- **Exercise aim**
You are to retype all of the data exactly as it appears.

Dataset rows
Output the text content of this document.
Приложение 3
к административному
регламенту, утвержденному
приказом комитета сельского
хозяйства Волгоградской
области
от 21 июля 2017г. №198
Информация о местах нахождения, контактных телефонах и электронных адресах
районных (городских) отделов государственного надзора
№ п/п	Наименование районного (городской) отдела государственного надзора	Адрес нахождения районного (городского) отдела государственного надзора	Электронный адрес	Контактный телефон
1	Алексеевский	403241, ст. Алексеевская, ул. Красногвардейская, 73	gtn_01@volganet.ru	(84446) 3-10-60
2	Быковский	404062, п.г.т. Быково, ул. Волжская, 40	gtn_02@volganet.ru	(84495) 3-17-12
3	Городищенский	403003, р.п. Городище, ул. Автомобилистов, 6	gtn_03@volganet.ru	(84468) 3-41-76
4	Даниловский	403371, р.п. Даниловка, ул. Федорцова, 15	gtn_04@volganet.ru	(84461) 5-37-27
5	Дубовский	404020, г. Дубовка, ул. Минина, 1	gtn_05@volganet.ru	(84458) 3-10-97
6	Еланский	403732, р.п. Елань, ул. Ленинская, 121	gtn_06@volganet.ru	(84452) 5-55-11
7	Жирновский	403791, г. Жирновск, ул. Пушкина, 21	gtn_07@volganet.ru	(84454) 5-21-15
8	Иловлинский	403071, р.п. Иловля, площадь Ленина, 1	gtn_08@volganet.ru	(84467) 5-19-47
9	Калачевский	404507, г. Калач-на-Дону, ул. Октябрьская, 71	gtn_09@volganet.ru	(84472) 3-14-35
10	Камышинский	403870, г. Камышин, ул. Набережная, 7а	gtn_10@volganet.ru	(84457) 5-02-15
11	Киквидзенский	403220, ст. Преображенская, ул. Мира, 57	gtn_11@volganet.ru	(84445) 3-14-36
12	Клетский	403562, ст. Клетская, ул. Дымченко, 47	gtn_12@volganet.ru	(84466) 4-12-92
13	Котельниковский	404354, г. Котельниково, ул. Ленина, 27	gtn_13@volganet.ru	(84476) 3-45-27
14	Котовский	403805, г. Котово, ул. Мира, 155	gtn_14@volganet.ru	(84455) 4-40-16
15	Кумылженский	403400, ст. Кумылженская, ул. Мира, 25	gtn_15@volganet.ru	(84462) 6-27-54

- **Response**
Output the text content of this document.
Приложение 3
к административному
регламенту, утвержденному
приказом комитета сельского
хозяйства Волгоградской
области
от 21 июля 2017г. №198
Информация о местах нахождения, контактных телефонах и электронных адресах
районных (городских) отделов государственного надзора
№ п/п	Наименование районного (городской) отдела государственного надзора	Адрес нахождения районного (городского) отдела государственного надзора	Электронный адрес	Контактный телефон
1	Алексеевский	403241, ст. Алексеевская, ул. Красногвардейская, 73	gtn_01@volganet.ru	(84446) 3-10-60
2	Быковский	404062, п.г.т. Быково, ул. Волжская, 40	gtn_02@volganet.ru	(84495) 3-17-12
3	Городищенский	403003, р.п. Городище, ул. Автомобилистов, 6	gtn_03@volganet.ru	(84468) 3-41-76
4	Даниловский	403371, р.п. Даниловка, ул. Федорцова, 15	gtn_04@volganet.ru	(84461) 5-37-27
5	Дубовский	404020, г. Дубовка, ул. Минина, 1	gtn_05@volganet.ru	(84458) 3-10-97
6	Еланский	403732, р.п. Елань, ул. Ленинская, 121	gtn_06@volganet.ru	(84452) 5-55-11
7	Жирновский	403791, г. Жирновск, ул. Пушкина, 21	gtn_07@volganet.ru	(84454) 5-21-15
8	Иловлинский	403071, р.п. Иловля, площадь Ленина, 1	gtn_08@volganet.ru	(84467) 5-19-47
9	Калачевский	404507, г. Калач-на-Дону, ул. Октябрьская, 71	gtn_09@volganet.ru	(84472) 3-14-35
10	Камышинский	403870, г. Камышин, ул. Набережная, 7а	gtn_10@volganet.ru	(84457) 5-02-15
11	Киквидзенский	403220, ст. Преображенская, ул. Мира, 57	gtn_11@volganet.ru	(84445) 3-14-36
12	Клетский	403562, ст. Клетская, ул. Дымченко, 47	gtn_12@volganet.ru	(84466) 4-12-92
13	Котельниковский	404354, г. Котельниково, ул. Ленина, 27	gtn_13@volganet.ru	(84476) 3-45-27
14	Котовский	403805, г. Котово, ул. Мира, 155	gtn_14@volganet.ru	(84455) 4-40-16
15	Кумылженский	403400, ст. Кумылженская, ул. Мира, 25	gtn_15@volganet.ru	(84462) 6-27-54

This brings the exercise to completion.